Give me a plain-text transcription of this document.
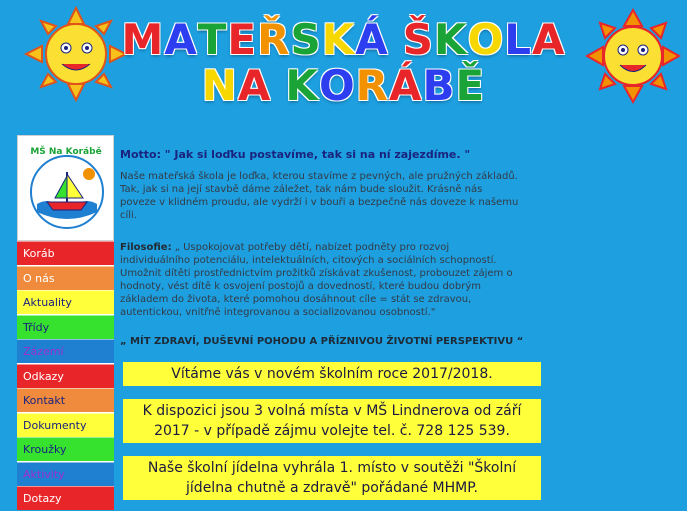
MATEŘSKÁ ŠKOLA
NA KORÁBĚ
MŠ Na Korábě
Koráb
O nás
Aktuality
Třídy
Zázemí
Odkazy
Kontakt
Dokumenty
Kroužky
Aktivity
Dotazy
Motto: " Jak si loďku postavíme, tak si na ní zajezdíme. "
Naše mateřská škola je loďka, kterou stavíme z pevných, ale pružných základů. Tak, jak si na její stavbě dáme záležet, tak nám bude sloužit. Krásně nás poveze v klidném proudu, ale vydrží i v bouři a bezpečně nás doveze k našemu cíli.
Filosofie: „ Uspokojovat potřeby dětí, nabízet podněty pro rozvoj individuálního potenciálu, intelektuálních, citových a sociálních schopností. Umožnit dítěti prostřednictvím prožitků získávat zkušenost, probouzet zájem o hodnoty, vést dítě k osvojení postojů a dovedností, které budou dobrým základem do života, které pomohou dosáhnout cíle = stát se zdravou, autentickou, vnitřně integrovanou a socializovanou osobností."
„ MÍT ZDRAVÍ, DUŠEVNÍ POHODU A PŘÍZNIVOU ŽIVOTNÍ PERSPEKTIVU “
Vítáme vás v novém školním roce 2017/2018.
K dispozici jsou 3 volná místa v MŠ Lindnerova od září 2017 - v případě zájmu volejte tel. č. 728 125 539.
Naše školní jídelna vyhrála 1. místo v soutěži "Školní jídelna chutně a zdravě" pořádané MHMP.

•••

__Exercise prompt__
All lines holding the word "Naše" should be picked out and copied.

__Output for this exercise__
Naše mateřská škola je loďka, kterou stavíme z pevných, ale pružných základů. Tak, jak si na její stavbě dáme záležet, tak nám bude sloužit. Krásně nás poveze v klidném proudu, ale vydrží i v bouři a bezpečně nás doveze k našemu cíli.
Naše školní jídelna vyhrála 1. místo v soutěži "Školní jídelna chutně a zdravě" pořádané MHMP.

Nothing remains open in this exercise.